> **EXERCISE**: Write out all records as given; omit images.

> **Extracted data entries**:
------------------------------------------------

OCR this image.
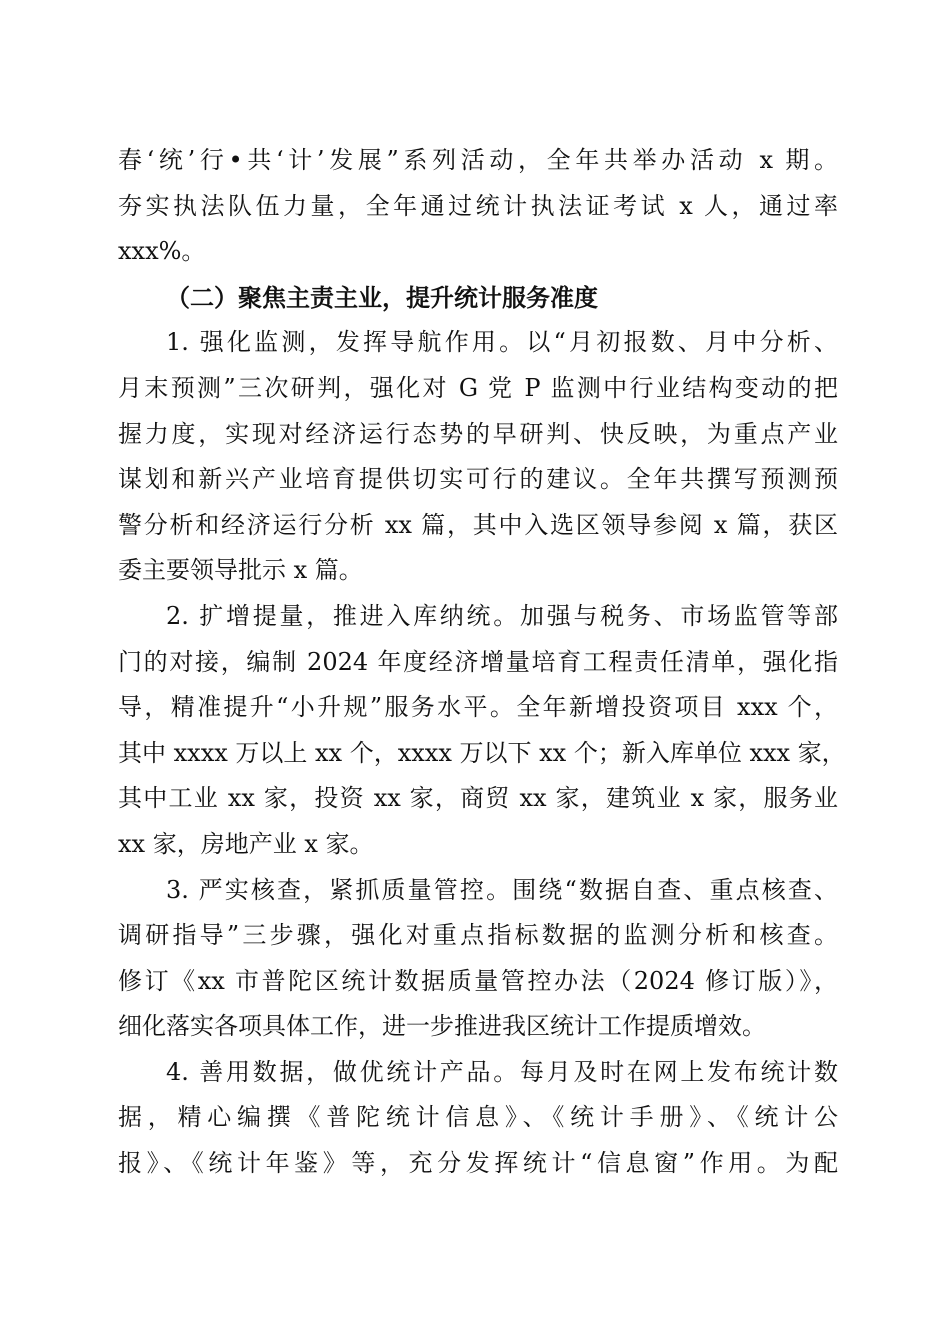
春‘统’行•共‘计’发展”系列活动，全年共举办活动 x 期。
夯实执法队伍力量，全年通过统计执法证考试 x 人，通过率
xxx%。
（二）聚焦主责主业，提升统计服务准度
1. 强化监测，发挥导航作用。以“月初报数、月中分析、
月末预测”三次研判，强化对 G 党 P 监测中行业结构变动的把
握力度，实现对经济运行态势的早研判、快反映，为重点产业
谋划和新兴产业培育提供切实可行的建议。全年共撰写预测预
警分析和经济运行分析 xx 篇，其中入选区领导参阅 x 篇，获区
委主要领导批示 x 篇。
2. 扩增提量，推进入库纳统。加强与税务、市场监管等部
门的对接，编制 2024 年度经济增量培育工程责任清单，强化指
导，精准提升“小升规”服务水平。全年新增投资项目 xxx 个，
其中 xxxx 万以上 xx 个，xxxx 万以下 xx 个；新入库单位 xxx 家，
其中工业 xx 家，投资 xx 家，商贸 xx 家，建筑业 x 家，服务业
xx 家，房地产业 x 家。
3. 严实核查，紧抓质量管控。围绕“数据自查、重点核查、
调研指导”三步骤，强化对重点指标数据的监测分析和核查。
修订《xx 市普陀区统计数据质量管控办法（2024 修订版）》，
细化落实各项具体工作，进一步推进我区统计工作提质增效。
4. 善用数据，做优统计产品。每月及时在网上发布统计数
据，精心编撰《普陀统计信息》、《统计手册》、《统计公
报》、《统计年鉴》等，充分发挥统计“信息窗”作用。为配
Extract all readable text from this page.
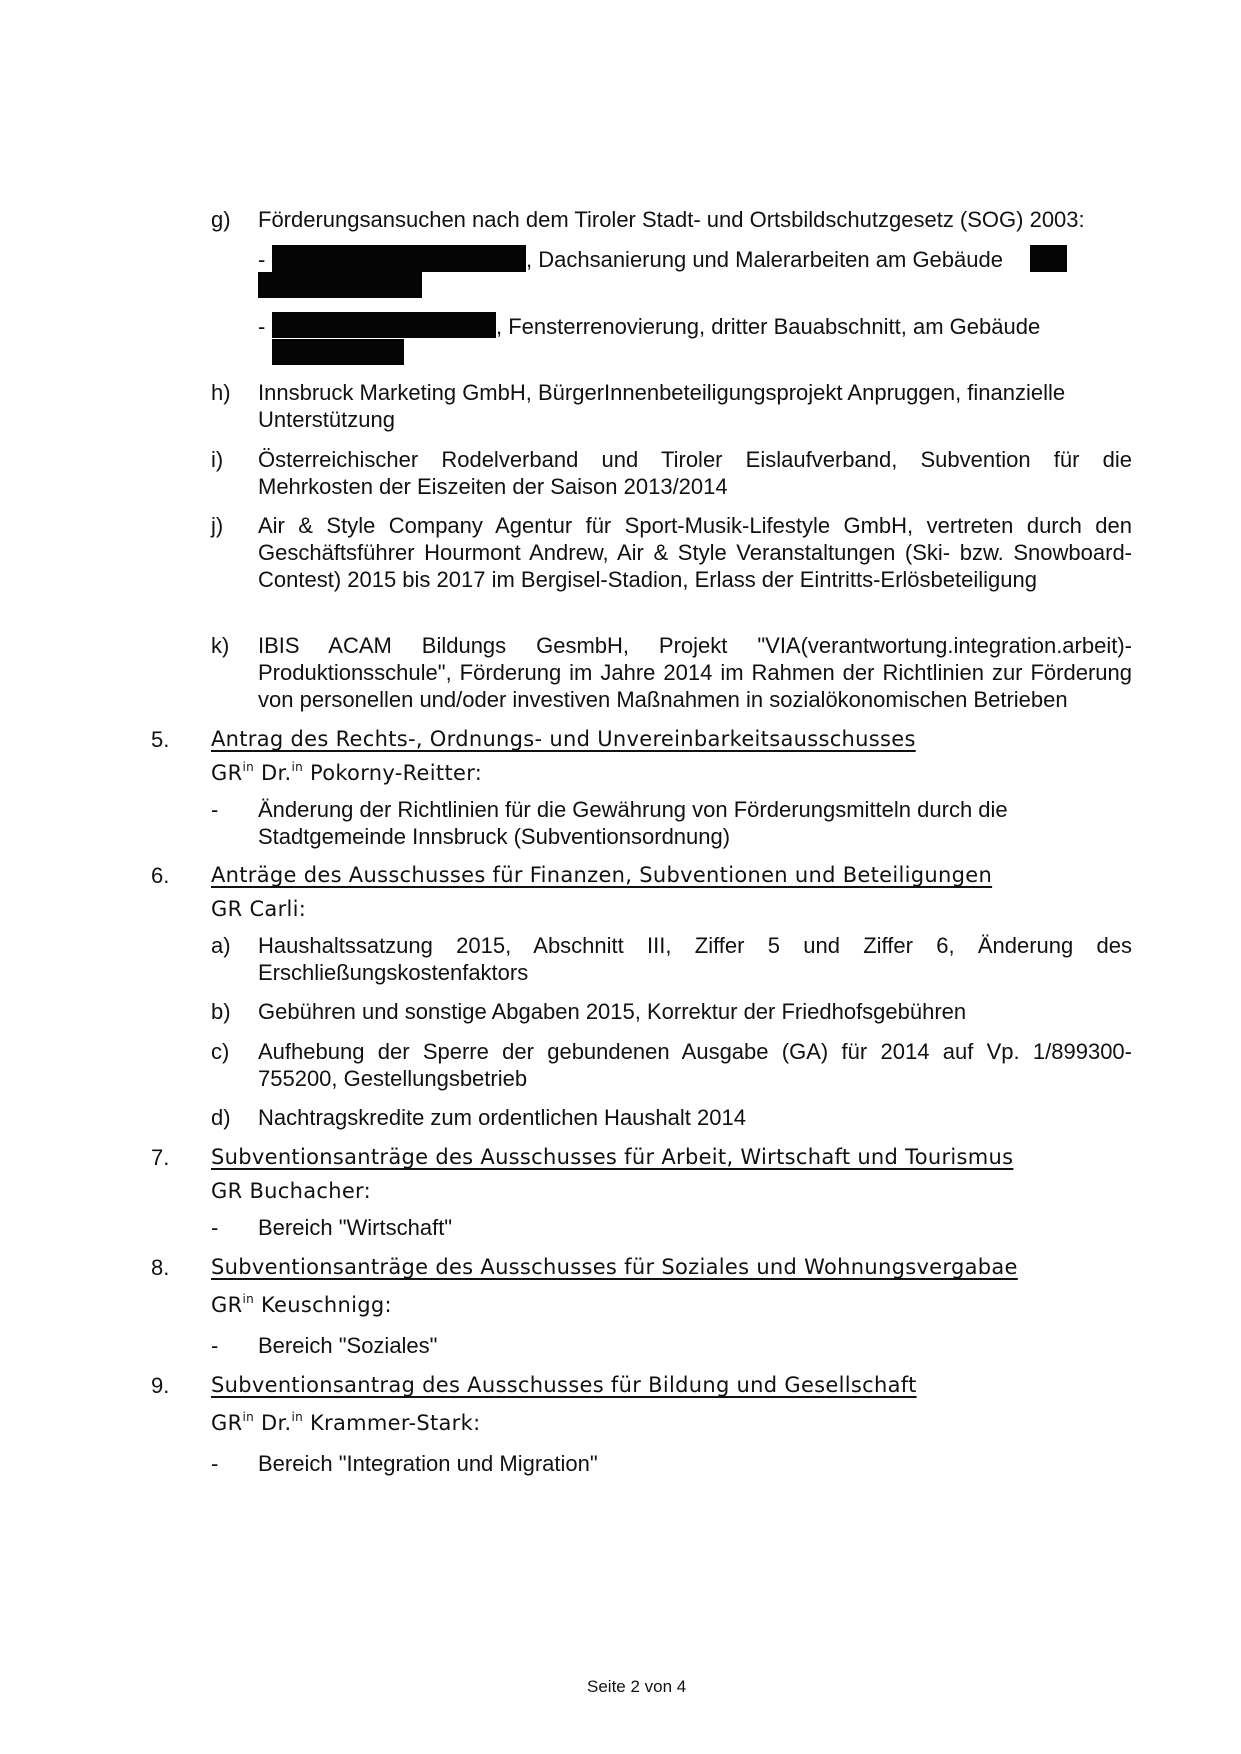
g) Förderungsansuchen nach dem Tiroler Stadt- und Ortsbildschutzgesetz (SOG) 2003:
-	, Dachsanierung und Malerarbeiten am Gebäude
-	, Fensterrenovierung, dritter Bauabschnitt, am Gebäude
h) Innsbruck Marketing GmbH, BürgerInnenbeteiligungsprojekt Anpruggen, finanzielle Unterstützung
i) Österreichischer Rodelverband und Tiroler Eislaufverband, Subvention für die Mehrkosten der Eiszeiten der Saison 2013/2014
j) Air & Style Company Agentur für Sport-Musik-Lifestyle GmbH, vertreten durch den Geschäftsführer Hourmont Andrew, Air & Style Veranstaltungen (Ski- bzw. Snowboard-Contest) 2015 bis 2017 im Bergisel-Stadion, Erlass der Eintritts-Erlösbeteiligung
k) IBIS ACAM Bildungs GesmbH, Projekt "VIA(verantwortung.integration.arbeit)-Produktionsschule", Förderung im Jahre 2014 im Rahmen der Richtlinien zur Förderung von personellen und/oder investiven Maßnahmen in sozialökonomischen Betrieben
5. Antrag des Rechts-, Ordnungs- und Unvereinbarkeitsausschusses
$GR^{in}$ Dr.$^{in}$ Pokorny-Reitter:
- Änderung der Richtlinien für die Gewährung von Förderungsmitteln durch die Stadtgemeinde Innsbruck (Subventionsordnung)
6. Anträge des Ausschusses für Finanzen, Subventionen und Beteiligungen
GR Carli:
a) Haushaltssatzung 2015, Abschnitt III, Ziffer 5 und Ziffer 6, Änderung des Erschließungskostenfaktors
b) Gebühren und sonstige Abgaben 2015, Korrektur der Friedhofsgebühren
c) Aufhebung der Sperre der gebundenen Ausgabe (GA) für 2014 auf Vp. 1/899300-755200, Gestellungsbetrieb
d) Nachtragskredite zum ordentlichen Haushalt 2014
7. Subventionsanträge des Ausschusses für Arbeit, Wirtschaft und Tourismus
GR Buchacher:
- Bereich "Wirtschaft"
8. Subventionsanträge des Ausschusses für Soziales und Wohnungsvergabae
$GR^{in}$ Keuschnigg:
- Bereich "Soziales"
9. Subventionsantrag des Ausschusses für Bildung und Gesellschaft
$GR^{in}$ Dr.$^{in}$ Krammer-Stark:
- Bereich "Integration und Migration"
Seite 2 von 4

------------------------------------------------

> **RESPONSE FOR THIS EXERCISE**:
OCR this image.
春‘统’行•共‘计’发展”系列活动，全年共举办活动 x 期。
夯实执法队伍力量，全年通过统计执法证考试 x 人，通过率
xxx%。
（二）聚焦主责主业，提升统计服务准度
1. 强化监测，发挥导航作用。以“月初报数、月中分析、
月末预测”三次研判，强化对 G 党 P 监测中行业结构变动的把
握力度，实现对经济运行态势的早研判、快反映，为重点产业
谋划和新兴产业培育提供切实可行的建议。全年共撰写预测预
警分析和经济运行分析 xx 篇，其中入选区领导参阅 x 篇，获区
委主要领导批示 x 篇。
2. 扩增提量，推进入库纳统。加强与税务、市场监管等部
门的对接，编制 2024 年度经济增量培育工程责任清单，强化指
导，精准提升“小升规”服务水平。全年新增投资项目 xxx 个，
其中 xxxx 万以上 xx 个，xxxx 万以下 xx 个；新入库单位 xxx 家，
其中工业 xx 家，投资 xx 家，商贸 xx 家，建筑业 x 家，服务业
xx 家，房地产业 x 家。
3. 严实核查，紧抓质量管控。围绕“数据自查、重点核查、
调研指导”三步骤，强化对重点指标数据的监测分析和核查。
修订《xx 市普陀区统计数据质量管控办法（2024 修订版）》，
细化落实各项具体工作，进一步推进我区统计工作提质增效。
4. 善用数据，做优统计产品。每月及时在网上发布统计数
据，精心编撰《普陀统计信息》、《统计手册》、《统计公
报》、《统计年鉴》等，充分发挥统计“信息窗”作用。为配
Extract all readable text from this page.
g) Förderungsansuchen nach dem Tiroler Stadt- und Ortsbildschutzgesetz (SOG) 2003:
-	, Dachsanierung und Malerarbeiten am Gebäude
-	, Fensterrenovierung, dritter Bauabschnitt, am Gebäude
h) Innsbruck Marketing GmbH, BürgerInnenbeteiligungsprojekt Anpruggen, finanzielle Unterstützung
i) Österreichischer Rodelverband und Tiroler Eislaufverband, Subvention für die Mehrkosten der Eiszeiten der Saison 2013/2014
j) Air & Style Company Agentur für Sport-Musik-Lifestyle GmbH, vertreten durch den Geschäftsführer Hourmont Andrew, Air & Style Veranstaltungen (Ski- bzw. Snowboard-Contest) 2015 bis 2017 im Bergisel-Stadion, Erlass der Eintritts-Erlösbeteiligung
k) IBIS ACAM Bildungs GesmbH, Projekt "VIA(verantwortung.integration.arbeit)-Produktionsschule", Förderung im Jahre 2014 im Rahmen der Richtlinien zur Förderung von personellen und/oder investiven Maßnahmen in sozialökonomischen Betrieben
5. Antrag des Rechts-, Ordnungs- und Unvereinbarkeitsausschusses
$GR^{in}$ Dr.$^{in}$ Pokorny-Reitter:
- Änderung der Richtlinien für die Gewährung von Förderungsmitteln durch die Stadtgemeinde Innsbruck (Subventionsordnung)
6. Anträge des Ausschusses für Finanzen, Subventionen und Beteiligungen
GR Carli:
a) Haushaltssatzung 2015, Abschnitt III, Ziffer 5 und Ziffer 6, Änderung des Erschließungskostenfaktors
b) Gebühren und sonstige Abgaben 2015, Korrektur der Friedhofsgebühren
c) Aufhebung der Sperre der gebundenen Ausgabe (GA) für 2014 auf Vp. 1/899300-755200, Gestellungsbetrieb
d) Nachtragskredite zum ordentlichen Haushalt 2014
7. Subventionsanträge des Ausschusses für Arbeit, Wirtschaft und Tourismus
GR Buchacher:
- Bereich "Wirtschaft"
8. Subventionsanträge des Ausschusses für Soziales und Wohnungsvergabae
$GR^{in}$ Keuschnigg:
- Bereich "Soziales"
9. Subventionsantrag des Ausschusses für Bildung und Gesellschaft
$GR^{in}$ Dr.$^{in}$ Krammer-Stark:
- Bereich "Integration und Migration"
Seite 2 von 4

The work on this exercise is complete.